§ What the exercise asks: Below is a block of records. Copy every line in it that contains the word "humanity".

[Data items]
## BEGIN

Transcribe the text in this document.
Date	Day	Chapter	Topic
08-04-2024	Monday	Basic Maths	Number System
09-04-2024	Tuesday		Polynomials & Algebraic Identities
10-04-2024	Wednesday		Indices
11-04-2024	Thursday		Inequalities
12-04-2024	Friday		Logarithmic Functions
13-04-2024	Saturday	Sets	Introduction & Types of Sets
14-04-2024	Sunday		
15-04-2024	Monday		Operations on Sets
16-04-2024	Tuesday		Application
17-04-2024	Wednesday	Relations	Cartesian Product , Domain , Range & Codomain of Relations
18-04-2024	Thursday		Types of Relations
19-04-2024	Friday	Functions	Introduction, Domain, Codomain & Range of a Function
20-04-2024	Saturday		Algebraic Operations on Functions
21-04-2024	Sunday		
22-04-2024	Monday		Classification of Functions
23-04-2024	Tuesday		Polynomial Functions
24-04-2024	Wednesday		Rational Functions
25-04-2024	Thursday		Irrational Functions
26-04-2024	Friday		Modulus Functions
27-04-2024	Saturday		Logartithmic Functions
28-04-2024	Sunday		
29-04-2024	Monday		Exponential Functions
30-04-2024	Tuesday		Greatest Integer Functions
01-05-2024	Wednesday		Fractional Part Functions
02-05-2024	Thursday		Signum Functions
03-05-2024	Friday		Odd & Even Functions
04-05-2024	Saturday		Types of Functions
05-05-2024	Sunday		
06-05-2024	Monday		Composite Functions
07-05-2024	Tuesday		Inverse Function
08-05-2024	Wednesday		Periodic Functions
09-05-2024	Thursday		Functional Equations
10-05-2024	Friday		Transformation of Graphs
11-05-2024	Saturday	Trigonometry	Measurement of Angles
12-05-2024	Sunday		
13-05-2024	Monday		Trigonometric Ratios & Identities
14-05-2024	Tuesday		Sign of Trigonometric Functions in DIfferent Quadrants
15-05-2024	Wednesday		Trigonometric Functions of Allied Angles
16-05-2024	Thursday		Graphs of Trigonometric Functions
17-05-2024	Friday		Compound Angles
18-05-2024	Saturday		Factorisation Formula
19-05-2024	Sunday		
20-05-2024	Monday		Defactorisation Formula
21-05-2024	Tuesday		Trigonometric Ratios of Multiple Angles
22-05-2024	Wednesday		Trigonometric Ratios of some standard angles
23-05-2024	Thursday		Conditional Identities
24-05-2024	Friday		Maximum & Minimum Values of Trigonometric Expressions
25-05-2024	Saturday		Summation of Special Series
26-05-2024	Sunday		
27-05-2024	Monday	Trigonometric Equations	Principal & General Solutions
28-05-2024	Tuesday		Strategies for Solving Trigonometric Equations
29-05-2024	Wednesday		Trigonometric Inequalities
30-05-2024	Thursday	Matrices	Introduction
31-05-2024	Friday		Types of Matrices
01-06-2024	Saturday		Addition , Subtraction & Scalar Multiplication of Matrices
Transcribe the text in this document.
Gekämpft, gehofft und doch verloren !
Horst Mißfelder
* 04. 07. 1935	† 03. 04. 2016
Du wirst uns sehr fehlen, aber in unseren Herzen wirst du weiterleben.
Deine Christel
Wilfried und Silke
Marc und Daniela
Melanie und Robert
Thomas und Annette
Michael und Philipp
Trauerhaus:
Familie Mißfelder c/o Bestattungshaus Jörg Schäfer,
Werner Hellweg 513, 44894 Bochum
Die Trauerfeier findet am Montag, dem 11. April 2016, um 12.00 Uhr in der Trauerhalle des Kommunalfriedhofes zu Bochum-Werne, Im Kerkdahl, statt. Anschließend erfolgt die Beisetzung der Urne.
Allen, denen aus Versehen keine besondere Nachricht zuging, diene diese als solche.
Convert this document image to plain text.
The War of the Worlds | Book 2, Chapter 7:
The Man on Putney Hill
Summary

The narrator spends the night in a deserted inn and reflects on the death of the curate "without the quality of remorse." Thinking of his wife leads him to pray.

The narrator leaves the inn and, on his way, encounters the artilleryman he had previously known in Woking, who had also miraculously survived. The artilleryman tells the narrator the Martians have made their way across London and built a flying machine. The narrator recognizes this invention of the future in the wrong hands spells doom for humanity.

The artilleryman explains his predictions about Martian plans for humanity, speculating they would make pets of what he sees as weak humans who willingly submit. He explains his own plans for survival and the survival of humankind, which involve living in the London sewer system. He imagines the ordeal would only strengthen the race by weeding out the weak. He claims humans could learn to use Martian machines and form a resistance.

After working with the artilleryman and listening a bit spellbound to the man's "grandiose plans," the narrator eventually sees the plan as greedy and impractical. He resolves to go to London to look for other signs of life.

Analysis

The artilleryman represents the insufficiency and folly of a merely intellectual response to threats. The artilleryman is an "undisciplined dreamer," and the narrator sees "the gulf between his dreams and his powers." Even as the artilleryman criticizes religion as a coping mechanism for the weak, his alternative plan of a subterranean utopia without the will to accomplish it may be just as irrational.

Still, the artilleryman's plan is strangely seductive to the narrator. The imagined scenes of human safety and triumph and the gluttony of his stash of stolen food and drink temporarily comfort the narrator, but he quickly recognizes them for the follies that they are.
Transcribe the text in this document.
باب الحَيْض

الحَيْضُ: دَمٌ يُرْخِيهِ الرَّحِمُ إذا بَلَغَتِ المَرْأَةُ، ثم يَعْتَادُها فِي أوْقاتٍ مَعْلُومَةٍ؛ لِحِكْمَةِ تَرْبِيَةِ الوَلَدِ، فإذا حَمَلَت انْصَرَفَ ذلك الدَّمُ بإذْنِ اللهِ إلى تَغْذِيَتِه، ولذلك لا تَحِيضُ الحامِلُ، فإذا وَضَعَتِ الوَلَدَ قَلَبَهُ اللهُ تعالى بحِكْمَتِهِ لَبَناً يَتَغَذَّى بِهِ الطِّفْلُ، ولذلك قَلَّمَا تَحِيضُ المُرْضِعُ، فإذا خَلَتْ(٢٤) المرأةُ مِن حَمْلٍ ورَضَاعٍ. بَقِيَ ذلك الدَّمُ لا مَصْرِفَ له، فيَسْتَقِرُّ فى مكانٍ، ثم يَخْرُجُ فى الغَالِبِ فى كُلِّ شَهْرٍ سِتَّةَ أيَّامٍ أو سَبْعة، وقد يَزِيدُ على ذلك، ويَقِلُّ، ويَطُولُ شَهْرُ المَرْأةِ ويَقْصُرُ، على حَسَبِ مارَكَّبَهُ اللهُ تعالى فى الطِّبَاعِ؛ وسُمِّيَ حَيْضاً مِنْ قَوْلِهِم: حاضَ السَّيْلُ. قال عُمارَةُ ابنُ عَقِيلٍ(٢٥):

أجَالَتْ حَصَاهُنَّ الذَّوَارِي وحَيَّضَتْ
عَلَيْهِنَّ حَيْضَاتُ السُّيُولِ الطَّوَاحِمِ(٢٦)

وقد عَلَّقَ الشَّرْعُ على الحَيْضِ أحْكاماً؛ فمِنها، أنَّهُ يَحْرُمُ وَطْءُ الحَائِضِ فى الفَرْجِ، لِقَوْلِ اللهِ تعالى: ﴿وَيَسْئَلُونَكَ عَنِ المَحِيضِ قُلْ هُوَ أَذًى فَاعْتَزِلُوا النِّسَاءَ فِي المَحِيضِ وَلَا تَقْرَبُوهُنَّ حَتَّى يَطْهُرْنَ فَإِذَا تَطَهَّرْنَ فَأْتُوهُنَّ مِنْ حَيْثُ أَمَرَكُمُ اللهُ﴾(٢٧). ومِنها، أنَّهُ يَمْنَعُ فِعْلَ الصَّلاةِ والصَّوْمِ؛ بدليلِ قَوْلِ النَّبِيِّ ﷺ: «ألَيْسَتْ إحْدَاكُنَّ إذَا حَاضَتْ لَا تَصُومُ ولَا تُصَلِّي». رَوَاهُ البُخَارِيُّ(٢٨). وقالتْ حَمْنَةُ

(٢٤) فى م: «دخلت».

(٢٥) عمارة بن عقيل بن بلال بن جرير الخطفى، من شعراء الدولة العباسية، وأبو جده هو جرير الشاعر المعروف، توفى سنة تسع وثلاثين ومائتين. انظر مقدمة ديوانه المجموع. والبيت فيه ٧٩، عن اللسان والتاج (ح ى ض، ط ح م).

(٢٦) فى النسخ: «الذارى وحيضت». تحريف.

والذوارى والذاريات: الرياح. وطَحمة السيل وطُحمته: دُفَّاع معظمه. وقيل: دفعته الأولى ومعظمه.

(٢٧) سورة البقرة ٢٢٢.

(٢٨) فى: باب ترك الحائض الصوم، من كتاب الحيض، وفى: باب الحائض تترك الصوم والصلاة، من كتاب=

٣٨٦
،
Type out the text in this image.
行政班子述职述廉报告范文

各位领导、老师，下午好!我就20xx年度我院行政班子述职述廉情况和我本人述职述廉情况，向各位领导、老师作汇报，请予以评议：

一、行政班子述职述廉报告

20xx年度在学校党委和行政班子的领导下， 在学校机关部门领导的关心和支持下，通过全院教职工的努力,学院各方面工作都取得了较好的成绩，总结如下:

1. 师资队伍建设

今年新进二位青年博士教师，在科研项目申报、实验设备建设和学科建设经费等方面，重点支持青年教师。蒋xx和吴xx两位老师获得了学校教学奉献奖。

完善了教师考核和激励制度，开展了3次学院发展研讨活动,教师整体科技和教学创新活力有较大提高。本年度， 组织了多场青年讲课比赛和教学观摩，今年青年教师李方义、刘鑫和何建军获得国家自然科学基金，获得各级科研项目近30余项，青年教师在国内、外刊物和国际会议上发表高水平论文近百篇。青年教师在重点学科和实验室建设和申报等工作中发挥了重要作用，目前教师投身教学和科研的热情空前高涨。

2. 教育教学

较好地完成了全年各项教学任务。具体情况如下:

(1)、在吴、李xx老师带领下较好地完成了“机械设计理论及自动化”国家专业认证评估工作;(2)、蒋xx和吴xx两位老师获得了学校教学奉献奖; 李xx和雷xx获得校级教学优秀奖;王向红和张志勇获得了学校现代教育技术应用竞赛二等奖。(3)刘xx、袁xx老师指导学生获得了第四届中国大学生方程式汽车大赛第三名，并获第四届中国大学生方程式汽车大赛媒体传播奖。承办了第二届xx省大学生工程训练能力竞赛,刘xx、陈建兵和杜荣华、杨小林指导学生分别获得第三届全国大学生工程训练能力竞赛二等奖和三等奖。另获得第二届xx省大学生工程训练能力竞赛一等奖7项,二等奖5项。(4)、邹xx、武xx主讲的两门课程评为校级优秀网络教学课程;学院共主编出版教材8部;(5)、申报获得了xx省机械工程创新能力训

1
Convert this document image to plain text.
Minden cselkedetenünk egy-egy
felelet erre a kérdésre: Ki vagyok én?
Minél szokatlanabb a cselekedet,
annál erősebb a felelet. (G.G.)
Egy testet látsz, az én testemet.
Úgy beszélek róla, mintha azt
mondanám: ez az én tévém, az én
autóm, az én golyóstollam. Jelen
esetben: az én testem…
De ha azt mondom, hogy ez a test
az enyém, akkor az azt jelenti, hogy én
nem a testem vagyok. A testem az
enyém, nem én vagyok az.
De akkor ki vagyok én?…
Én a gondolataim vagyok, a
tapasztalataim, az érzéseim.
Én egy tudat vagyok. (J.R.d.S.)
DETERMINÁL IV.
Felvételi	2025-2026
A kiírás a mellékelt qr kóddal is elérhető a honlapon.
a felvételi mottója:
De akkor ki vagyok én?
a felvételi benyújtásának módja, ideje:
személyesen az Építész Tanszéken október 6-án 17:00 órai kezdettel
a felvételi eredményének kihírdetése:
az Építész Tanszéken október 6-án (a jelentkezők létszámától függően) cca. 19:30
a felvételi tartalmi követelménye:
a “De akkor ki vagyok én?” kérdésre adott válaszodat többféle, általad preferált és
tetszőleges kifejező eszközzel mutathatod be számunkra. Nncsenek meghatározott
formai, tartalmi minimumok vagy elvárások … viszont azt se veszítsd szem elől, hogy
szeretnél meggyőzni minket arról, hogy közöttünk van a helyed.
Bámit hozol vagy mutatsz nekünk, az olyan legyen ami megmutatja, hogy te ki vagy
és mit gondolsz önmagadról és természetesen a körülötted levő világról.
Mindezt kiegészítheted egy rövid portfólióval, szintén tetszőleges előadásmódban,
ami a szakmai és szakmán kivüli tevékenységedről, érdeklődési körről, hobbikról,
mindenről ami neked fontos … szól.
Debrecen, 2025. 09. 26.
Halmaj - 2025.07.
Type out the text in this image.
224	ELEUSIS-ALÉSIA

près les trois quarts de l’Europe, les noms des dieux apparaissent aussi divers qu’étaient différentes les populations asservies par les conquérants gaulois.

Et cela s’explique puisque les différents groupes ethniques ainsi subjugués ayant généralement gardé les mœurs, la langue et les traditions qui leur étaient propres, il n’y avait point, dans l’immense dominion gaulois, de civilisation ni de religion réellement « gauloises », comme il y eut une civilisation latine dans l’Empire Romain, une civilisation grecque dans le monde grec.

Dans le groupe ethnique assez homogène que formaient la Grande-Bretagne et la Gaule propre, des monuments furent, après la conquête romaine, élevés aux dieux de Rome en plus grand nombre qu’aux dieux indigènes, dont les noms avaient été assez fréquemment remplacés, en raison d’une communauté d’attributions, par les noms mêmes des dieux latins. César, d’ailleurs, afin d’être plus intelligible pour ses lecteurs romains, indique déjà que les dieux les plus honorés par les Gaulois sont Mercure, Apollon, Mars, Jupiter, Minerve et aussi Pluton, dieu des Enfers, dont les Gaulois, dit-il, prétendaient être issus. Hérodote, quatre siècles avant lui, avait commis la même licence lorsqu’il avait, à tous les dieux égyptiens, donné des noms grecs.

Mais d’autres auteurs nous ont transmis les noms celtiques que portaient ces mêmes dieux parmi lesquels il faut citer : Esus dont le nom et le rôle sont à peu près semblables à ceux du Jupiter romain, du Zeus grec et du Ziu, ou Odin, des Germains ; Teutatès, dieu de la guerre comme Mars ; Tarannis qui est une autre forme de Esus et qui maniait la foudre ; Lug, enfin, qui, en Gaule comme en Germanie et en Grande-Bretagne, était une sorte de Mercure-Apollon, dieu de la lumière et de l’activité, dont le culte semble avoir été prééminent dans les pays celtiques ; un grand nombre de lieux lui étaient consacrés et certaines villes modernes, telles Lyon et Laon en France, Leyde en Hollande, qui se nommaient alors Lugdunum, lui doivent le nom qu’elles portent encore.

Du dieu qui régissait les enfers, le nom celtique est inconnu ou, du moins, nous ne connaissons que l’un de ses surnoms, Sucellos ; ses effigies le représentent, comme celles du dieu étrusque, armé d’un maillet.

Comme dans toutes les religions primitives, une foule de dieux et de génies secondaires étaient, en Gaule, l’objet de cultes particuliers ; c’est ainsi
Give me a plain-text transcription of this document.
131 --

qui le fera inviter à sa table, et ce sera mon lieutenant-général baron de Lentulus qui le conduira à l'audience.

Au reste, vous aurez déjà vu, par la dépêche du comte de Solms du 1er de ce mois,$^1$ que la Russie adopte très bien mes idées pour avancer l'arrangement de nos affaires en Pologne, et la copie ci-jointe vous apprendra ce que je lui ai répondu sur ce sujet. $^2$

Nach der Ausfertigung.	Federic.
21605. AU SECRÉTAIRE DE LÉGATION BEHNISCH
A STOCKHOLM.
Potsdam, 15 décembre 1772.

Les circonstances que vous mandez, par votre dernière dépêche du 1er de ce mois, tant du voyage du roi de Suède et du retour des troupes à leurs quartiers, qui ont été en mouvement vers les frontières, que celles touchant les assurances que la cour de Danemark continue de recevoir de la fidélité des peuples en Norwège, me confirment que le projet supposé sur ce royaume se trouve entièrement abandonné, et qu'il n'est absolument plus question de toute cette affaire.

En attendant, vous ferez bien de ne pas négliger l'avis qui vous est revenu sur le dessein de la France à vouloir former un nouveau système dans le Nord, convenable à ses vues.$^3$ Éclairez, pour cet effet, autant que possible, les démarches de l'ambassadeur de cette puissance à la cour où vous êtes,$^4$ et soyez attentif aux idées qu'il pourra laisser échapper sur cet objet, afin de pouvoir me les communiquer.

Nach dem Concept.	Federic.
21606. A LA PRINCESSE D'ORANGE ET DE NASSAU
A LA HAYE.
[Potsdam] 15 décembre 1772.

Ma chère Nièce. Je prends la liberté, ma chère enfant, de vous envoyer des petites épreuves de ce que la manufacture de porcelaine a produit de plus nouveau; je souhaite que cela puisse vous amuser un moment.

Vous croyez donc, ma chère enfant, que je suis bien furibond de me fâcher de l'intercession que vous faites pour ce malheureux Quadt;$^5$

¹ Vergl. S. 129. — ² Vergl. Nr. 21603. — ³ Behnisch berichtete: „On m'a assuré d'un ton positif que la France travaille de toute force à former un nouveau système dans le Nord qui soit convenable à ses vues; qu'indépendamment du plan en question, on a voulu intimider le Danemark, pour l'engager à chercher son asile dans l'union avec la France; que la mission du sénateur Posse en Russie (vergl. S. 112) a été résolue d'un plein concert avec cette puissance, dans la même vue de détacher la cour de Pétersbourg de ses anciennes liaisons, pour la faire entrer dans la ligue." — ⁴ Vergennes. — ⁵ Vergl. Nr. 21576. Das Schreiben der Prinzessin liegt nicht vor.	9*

## END

§ Reply:
The narrator leaves the inn and, on his way, encounters the artilleryman he had previously known in Woking, who had also miraculously survived. The artilleryman tells the narrator the Martians have made their way across London and built a flying machine. The narrator recognizes this invention of the future in the wrong hands spells doom for humanity.
The artilleryman explains his predictions about Martian plans for humanity, speculating they would make pets of what he sees as weak humans who willingly submit. He explains his own plans for survival and the survival of humankind, which involve living in the London sewer system. He imagines the ordeal would only strengthen the race by weeding out the weak. He claims humans could learn to use Martian machines and form a resistance.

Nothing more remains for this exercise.